Tuning a Kubernetes cluster for running video encoders

Written by Jens Schneider & Max Bläser | Nov 20, 2024

Optimizing a Kubernetes cluster for running video encoders—or other long-running, computationally demanding workloads—can boost encoding speed by up to 10%. This can be achieved by fine-tuning Kubernetes CPU Manager policies and using features such as CPU pinning and node-level NUMA topology alignment. Furthermore, parallelizing video encoding and correctly configuring threading will optimize the overall throughput of the cluster. In this article, we explore how adjusting these settings impacts performance and provide practical guidelines that can also be applied to your setup.

Introduction

Running video encoders on Kubernetes—whether on a managed cloud service such as Amazon Web Services (AWS), Microsoft Azure or Google Cloud Platform (GCP), or in a private cloud—has become a common approach to scaling video transcoding workflows. As we demonstrated in our previous blog post, setting up a Dask cluster on Kubernetes, combined with an encoder binary, is a straightforward way to run encoder comparisons, VOD transcoding or any other parallelized computation.

Kubernetes is a versatile orchestration platform capable of managing various workloads, with one of its main applications being microservices and web applications that can easily scale using features such as the Horizontal Pod Autoscaler. To efficiently utilize the underlying hardware, Kubernetes relies on resource requests and limits. These control the amount of CPU and memory allocated to each container, and additionally influence where the workload is scheduled within the cluster. However, for specific workloads such as video encoders, the behaviour can differ significantly compared to running directly on bare metal.

Spatial annotation records:
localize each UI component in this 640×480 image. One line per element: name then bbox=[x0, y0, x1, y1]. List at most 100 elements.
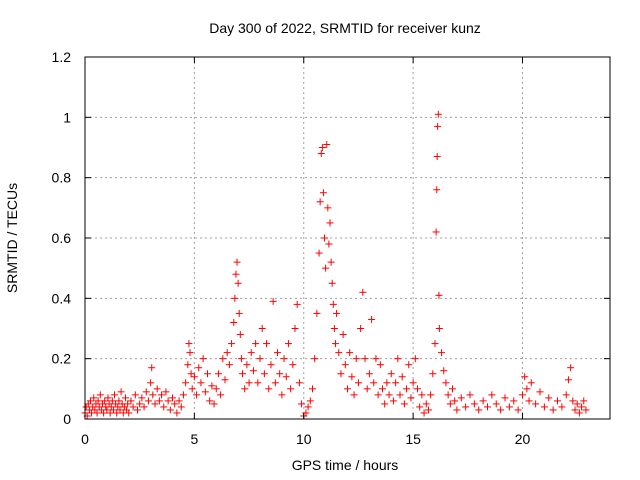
data-point bbox=[359, 288, 367, 296]
data-point bbox=[422, 400, 430, 408]
data-point bbox=[263, 340, 271, 348]
data-point bbox=[582, 406, 590, 414]
data-point bbox=[434, 122, 442, 130]
data-point bbox=[525, 397, 533, 405]
data-point bbox=[149, 391, 157, 399]
data-point bbox=[140, 403, 148, 411]
data-point bbox=[432, 228, 440, 236]
data-point bbox=[385, 391, 393, 399]
data-point bbox=[228, 340, 236, 348]
data-point bbox=[199, 355, 207, 363]
data-point bbox=[331, 340, 339, 348]
y-axis-label: SRMTID / TECUs bbox=[4, 183, 20, 293]
data-point bbox=[208, 382, 216, 390]
data-point bbox=[125, 409, 133, 417]
data-point bbox=[249, 367, 257, 375]
data-point bbox=[131, 391, 139, 399]
data-point bbox=[221, 376, 229, 384]
data-point bbox=[212, 385, 220, 393]
data-point bbox=[313, 309, 321, 317]
data-point bbox=[409, 379, 417, 387]
data-point bbox=[86, 397, 94, 405]
data-point bbox=[444, 391, 452, 399]
data-point bbox=[124, 400, 132, 408]
data-point bbox=[519, 391, 526, 399]
data-point bbox=[379, 385, 386, 393]
data-point bbox=[567, 364, 575, 372]
data-point bbox=[247, 349, 255, 357]
data-point bbox=[309, 385, 316, 393]
data-point bbox=[352, 355, 360, 363]
data-point bbox=[418, 391, 426, 399]
data-point bbox=[466, 391, 474, 399]
data-point bbox=[280, 355, 288, 363]
data-point bbox=[148, 364, 156, 372]
data-point bbox=[414, 385, 421, 393]
data-point bbox=[231, 294, 239, 302]
data-point bbox=[333, 309, 341, 317]
data-point bbox=[564, 376, 572, 384]
data-point bbox=[276, 370, 284, 378]
data-point bbox=[193, 391, 201, 399]
data-point bbox=[234, 279, 242, 287]
data-point bbox=[578, 403, 586, 411]
data-point bbox=[354, 379, 362, 387]
data-point bbox=[201, 388, 209, 396]
data-point bbox=[405, 361, 413, 369]
data-point bbox=[475, 406, 483, 414]
data-point bbox=[289, 361, 297, 369]
data-point bbox=[177, 403, 185, 411]
data-point bbox=[151, 400, 159, 408]
data-point bbox=[365, 370, 373, 378]
data-point bbox=[96, 391, 104, 399]
data-point bbox=[136, 400, 144, 408]
data-point bbox=[479, 397, 487, 405]
data-point bbox=[315, 249, 323, 257]
data-point bbox=[545, 394, 553, 402]
data-point bbox=[416, 403, 424, 411]
data-point bbox=[267, 361, 275, 369]
data-point bbox=[113, 409, 121, 417]
data-point bbox=[440, 367, 448, 375]
data-point bbox=[337, 370, 345, 378]
data-point bbox=[302, 409, 310, 417]
data-point bbox=[108, 397, 116, 405]
data-point bbox=[329, 300, 337, 308]
data-point bbox=[169, 394, 176, 402]
data-point bbox=[344, 385, 351, 393]
data-point bbox=[324, 204, 332, 212]
data-point bbox=[164, 397, 172, 405]
data-point bbox=[90, 394, 98, 402]
data-point bbox=[195, 364, 203, 372]
data-point bbox=[144, 397, 152, 405]
data-point bbox=[411, 355, 419, 363]
data-point bbox=[304, 403, 312, 411]
x-tick-label: 15 bbox=[405, 431, 421, 447]
x-axis-label: GPS time / hours bbox=[292, 457, 399, 473]
data-point bbox=[488, 391, 496, 399]
data-point bbox=[239, 370, 246, 378]
data-point bbox=[554, 397, 561, 405]
data-point bbox=[326, 219, 334, 227]
data-point bbox=[235, 309, 243, 317]
data-point bbox=[225, 361, 233, 369]
data-point bbox=[160, 403, 168, 411]
data-point bbox=[274, 349, 281, 357]
data-point bbox=[497, 406, 505, 414]
data-point bbox=[400, 400, 408, 408]
data-point bbox=[103, 406, 111, 414]
data-points bbox=[81, 110, 590, 420]
data-point bbox=[111, 391, 119, 399]
data-point bbox=[94, 397, 102, 405]
data-point bbox=[190, 373, 198, 381]
y-tick-label: 0 bbox=[63, 411, 71, 427]
data-point bbox=[394, 355, 402, 363]
data-point bbox=[434, 110, 442, 118]
data-point bbox=[134, 406, 141, 414]
data-point bbox=[197, 379, 205, 387]
data-point bbox=[138, 394, 146, 402]
data-point bbox=[317, 150, 325, 158]
data-point bbox=[492, 400, 500, 408]
data-point bbox=[446, 400, 454, 408]
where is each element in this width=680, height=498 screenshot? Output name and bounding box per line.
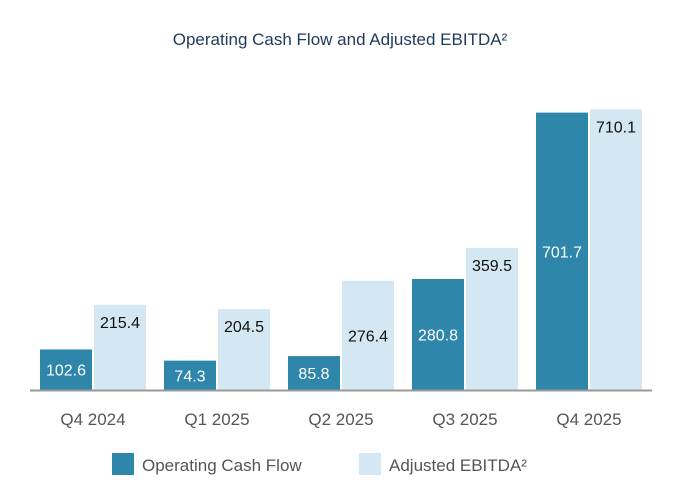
legend-swatch: [359, 453, 381, 475]
bar-operating-cash-flow: [288, 356, 340, 390]
data-label: 85.8: [298, 366, 329, 383]
bar-adjusted-ebitda: [466, 247, 518, 390]
data-label: 710.1: [596, 119, 636, 136]
x-tick-label: Q4 2025: [556, 410, 621, 429]
data-label: 102.6: [46, 363, 86, 380]
bar-operating-cash-flow: [164, 360, 216, 390]
data-label: 280.8: [418, 327, 458, 344]
legend-swatch: [112, 453, 134, 475]
x-tick-label: Q2 2025: [308, 410, 373, 429]
bar-operating-cash-flow: [536, 112, 588, 391]
bar-operating-cash-flow: [40, 349, 92, 390]
bar-adjusted-ebitda: [590, 109, 642, 390]
data-label: 74.3: [174, 368, 205, 385]
x-tick-label: Q1 2025: [184, 410, 249, 429]
bar-adjusted-ebitda: [218, 309, 270, 390]
data-label: 204.5: [224, 319, 264, 336]
data-label: 359.5: [472, 258, 512, 275]
bar-adjusted-ebitda: [94, 304, 146, 390]
chart-title: Operating Cash Flow and Adjusted EBITDA²: [173, 30, 508, 49]
bar-adjusted-ebitda: [342, 280, 394, 390]
data-label: 701.7: [542, 244, 582, 261]
x-tick-label: Q3 2025: [432, 410, 497, 429]
legend-label: Adjusted EBITDA²: [389, 456, 527, 475]
data-label: 276.4: [348, 328, 388, 345]
x-tick-label: Q4 2024: [60, 410, 125, 429]
legend-label: Operating Cash Flow: [142, 456, 302, 475]
bar-operating-cash-flow: [412, 278, 464, 390]
data-label: 215.4: [100, 315, 140, 332]
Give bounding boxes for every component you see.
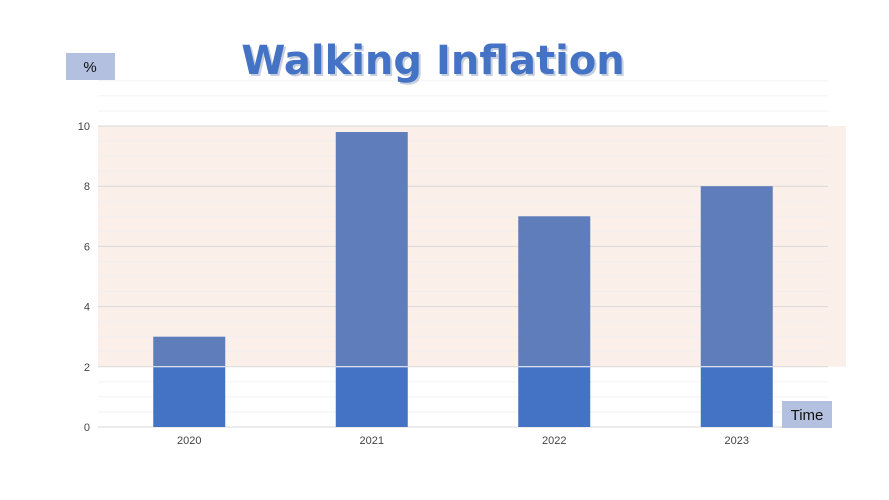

Task goal: Could you continue the article on tuning Kubernetes for video encoders, starting after its last sentence?

Reply to the exercise:
Video encoders are unique in that they are typically long-running, multi-threaded, NUMA-aware and memory-intensive. Fortunately, Kubernetes provides advanced configuration options through its CPU Manager, which can be tuned for such demanding applications. In this article, we assume you already have a Kubernetes cluster running and have access to modify the Kubelet. If not, we highly recommend having a look at k3s, which is a fully compliant and lightweight Kubernetes distribution.

The basics of Kubernetes Resource Management

Kubernetes manages and allocates computing resources for containers in a cluster using resource requests and limits:

Requests specify the minimum amount of resources guaranteed for a container
Limits specify the maximum resources a container can use

Kubernetes schedules containers based on their requests and enforces limits to prevent resource contention.

In Kubernetes, CPU resources are measured in millicores, where 1 CPU core equals 1000 millicores (1000m). One CPU unit corresponds to a logical CPU core or virtual core, depending on whether the node is a physical machine or a virtual machine. The use of millicores allows Kubernetes to support fractional CPU requests and limits.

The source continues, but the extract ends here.